**Fragmento citado**
☆ ☆ ☆

En numerosas ocasiones me pregunto si la sociedad española o, al menos, una parte de ella, está preparada para vivir en democracia. Se han estado quejando durante años de la dictadura del general Franco alegando la “falta de libertad”, la “represión contra gays y lesbianas”, el “apoyo excesivo a la Iglesia católica” y la prohibición de la existencia de partidos políticos. Muy bien, ahora ya no tenemos nada de aquello y podríamos preguntarnos si la situación del país en cuanto a seguridad, al orden; a la diferencia entre ricos y pobres, a la defensa de los derechos de los trabajadores; al respecto de los derechos individuales; a la situación económica; a la ética de nuestras instituciones y gobernantes etc. ¿ha mejorado tal y como esperábamos cuando el país recobró la democracia? Por desgracia, existen indicios claros de que, en muchas cuestiones, la sensación es la de haber retrocedido más que avanzado.

El caso más mediático, que llena las primeras páginas de la prensa, que ocupa espacios enteros en las TV y que se ha convertido en la comidilla de las tertulias; el de la condena al juez Garzón por un delito que, para un juez es, quizá, el más grave de los que pudiera cometer: el de prevaricación (algo que comporta la inhabilitación para ejercer cargo público, en este caso, por 11 años). En lugar de contemplarse desde el respeto hacia el TS y alegrarse de que este ejemplar castigo sea una manifestación de que, en España, a la hora de someterse a la Justicia, no hay diferencias entre españoles, sean ciudadanos de a pie o jueces; resulta que, ni tan siquiera por ignorancia o por temeridad u osadía, sino por algo mucho peor y antidemocrático como son: el sectarismo, los intereses espurios, el desprecio por las normas de convivencia, la falta de respeto por las instituciones públicas, el espíritu anárquico y el desacato a la legislación democrática que nos dimos por medio de la Constitución de 1.978; unos grupos minoritarios pero ruidosos, influyentes en ciertos sectores progresistas y con capacidad para moverse con comodidad por entre los entresijos de la prensa, la política y los mentideros de la cultura –de esa cultura que, curiosamente, huye del más somero análisis racional para refugiarse, intencionadamente, en las más casposas y trasnochadas doctrinas filosóficas, basadas en la lucha de clases y en que siempre, la razón y la fuerza moral están de parte de las izquierdas, porque así lo decidió el infumable Carl Marx –  se han empeñado en hacer su propio juicio paralelo, prescindiendo de pruebas, leyes, procesos y jueces para declarar, con rara unanimidad, que el juez Baltasar Garzón no puede haber cometido prevaricación porque ellos así lo han decidido.

☆ ☆ ☆

**Ejercicio propuesto A**
Responde a estas preguntas según el fragmento citado:
(i) ¿De qué general fue la dictadura que se menciona?
(ii) ¿Por qué delito fue condenado el juez Garzón?
(iii) ¿Por cuántos años se impone la inhabilitación en este caso?
**Ejercicio propuesto B**
Enumera todo lo que el fragmento citado considera "algo mucho peor y antidemocrático" que la ignorancia, la temeridad o la osadía.
**Ejercicio propuesto C**
Prolonga el fragmento sobre la condena al juez Garzón a partir de su última oración.
El material que aparece a continuación es independiente del fragmento citado.

☆ ☆ ☆

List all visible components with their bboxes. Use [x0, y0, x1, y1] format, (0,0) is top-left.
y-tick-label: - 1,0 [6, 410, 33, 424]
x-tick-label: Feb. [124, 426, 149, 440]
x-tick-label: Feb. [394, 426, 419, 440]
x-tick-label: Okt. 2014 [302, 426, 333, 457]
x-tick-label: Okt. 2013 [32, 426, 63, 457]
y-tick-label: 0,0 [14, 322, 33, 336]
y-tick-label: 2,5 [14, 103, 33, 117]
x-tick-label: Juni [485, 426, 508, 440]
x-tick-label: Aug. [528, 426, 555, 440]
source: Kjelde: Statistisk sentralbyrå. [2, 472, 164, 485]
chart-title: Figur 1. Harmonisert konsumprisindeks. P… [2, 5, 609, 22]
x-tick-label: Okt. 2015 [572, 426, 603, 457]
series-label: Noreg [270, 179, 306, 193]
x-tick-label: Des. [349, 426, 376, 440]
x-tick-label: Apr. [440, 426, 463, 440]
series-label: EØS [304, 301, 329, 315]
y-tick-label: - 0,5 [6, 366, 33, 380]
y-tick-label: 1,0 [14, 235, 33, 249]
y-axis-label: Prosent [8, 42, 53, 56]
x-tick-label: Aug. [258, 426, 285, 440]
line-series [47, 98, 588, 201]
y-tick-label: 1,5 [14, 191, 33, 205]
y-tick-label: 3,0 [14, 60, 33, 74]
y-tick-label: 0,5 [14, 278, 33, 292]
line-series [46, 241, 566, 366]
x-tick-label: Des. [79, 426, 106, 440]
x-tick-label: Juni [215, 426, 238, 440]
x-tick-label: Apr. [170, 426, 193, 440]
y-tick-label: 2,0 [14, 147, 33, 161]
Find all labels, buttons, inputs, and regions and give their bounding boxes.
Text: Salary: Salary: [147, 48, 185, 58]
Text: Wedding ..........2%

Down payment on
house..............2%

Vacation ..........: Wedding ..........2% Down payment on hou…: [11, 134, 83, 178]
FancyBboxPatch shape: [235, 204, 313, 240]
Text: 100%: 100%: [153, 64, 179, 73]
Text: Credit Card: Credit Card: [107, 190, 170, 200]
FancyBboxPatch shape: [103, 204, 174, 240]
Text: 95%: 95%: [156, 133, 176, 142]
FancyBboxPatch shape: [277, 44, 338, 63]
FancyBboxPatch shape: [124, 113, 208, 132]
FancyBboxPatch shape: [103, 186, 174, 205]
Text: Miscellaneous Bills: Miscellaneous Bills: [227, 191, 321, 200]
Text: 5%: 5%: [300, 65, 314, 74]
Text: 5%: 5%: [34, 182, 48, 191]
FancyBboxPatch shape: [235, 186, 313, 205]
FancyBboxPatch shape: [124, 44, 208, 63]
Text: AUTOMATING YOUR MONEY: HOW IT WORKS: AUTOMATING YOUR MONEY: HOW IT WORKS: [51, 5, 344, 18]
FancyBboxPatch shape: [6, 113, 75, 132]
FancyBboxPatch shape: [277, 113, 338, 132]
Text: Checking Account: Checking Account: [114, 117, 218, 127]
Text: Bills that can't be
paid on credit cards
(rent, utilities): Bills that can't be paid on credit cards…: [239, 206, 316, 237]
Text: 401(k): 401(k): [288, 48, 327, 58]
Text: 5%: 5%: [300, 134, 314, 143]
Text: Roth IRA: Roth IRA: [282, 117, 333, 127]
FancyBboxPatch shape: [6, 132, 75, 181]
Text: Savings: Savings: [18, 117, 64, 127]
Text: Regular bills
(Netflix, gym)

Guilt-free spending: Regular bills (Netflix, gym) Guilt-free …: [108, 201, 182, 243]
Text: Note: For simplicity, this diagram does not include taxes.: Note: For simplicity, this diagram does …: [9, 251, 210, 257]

☆ ☆ ☆

**Respuesta del ejercicio A**
(i) Del general Franco.
(ii) Por prevaricación.
(iii) Por 11 años.

**Respuesta del ejercicio B**
El sectarismo, los intereses espurios, el desprecio por las normas de convivencia, la falta de respeto por las instituciones públicas, el espíritu anárquico y el desacato a la legislación democrática que nos dimos por medio de la Constitución de 1.978.

**Respuesta del ejercicio C**
Asusta pensar que, en una democracia, allí donde es el pueblo el que vota, quien elige a sus representantas para que sean ellos los que dicten las normas de convivencia encaminadas a que los ciudadanos podamos convivir en paz, sin matarnos los unos a los otros, sin que el más fuerte se pueda aprovechar del más débil, sin que las minorías puedan imponer, a la fuerza, sus doctrinas al resto de ciudadanos y sin que la educación pueda ser privilegio de los más ricos, entre otras muchas otras cuestiones que justifican la existencia de los tres poderes establecidos por Montesquieu, algo tan fundamental para un Estado democrático que, el sólo fallo de uno de ellos, basta para desequilibrar a todo un país. En este contexto el que, por ideologías políticas, por simpatías personales o por el simple deseo de provocar el caos, la algarada callejera o la atención de la prensa algo que, por desgracia, vienen consiguiendo, no sólo con la española sino que, lamentablemente, con la extranjera; creando confusión y vendiendo como verdades lo que no son más que vulgares las mentiras cargadas de maldad de aquellos, cuyo fin principal, es causar perjuicio a su país, del que esperan conseguir beneficios personales aunque ello contribuya a que, aquellos a los que se envanecen de darles apoyo, los menos favorecidos de la fortuna, sean, a la postre, los más perjudicados por sus irresponsables actuaciones que, normalmente, no llevan más que al fracaso..

El hecho de que, como sucede con los nacionalismos, unas minorías bien organizadas, con una carga ideológica sobredimensionada y con valedores desconocidos que les prestan ayuda y apoyo económico, puedan tener en vilo a todo un gobierno y se permitan, impunemente, insultar, amenazar, influir y poner en la picota a todo el Tribunal Supremo de la nación; no es más que un ataque directo al corazón de la democracia basado, erróneamente, en una llamada libertad de expresión, que está muy bien que se garantice para expresarse, con corrección y argumentos razonados, como una muestra de una opinión y, otra cosa muy distinta es que, una serie de gamberros vociferantes, amparándose en la inmunidad de ser personajes conocidos, representantes de la farándula o de la docencia, se manifiesten ruidosamente, como si fueran un grupo de activistas ácratas, ante la sede del Supremo, pretendiendo ser ellos quienes determinen si el juez, ex juez Garzón, es culpable o no de prevaricación.

Ni es democrático, porque va en contra de lo que han decidido una mayoría aplastante de los españoles; ni se puede consentir porque es un espectáculo deleznable de falta de respeto por las instituciones, y no tiene sentido alguno si no es que queramos contemplarlo desde el punto de vista de la intransigencia, la voluntad de crear un clima de crispación entre la población o, lo que pudiera ser mucho peor, que intenten crear una mala imagen de la Justicia en España en el exterior, con el fin de perjudicar a nuestro gobierno en la tarea de intentar sacarnos del abismo al que los socialistas y ellos mismos, con sus políticas seudo comunistas, nos han llevado. Es la teoría de que: cuanto peor estemos, más desempleo haya y mayor sea el descontento social, mejor irá para iniciar la revolución que tanto tiempo vienen esperando. O esta es, señores, mi forma de valorar estos sucesos.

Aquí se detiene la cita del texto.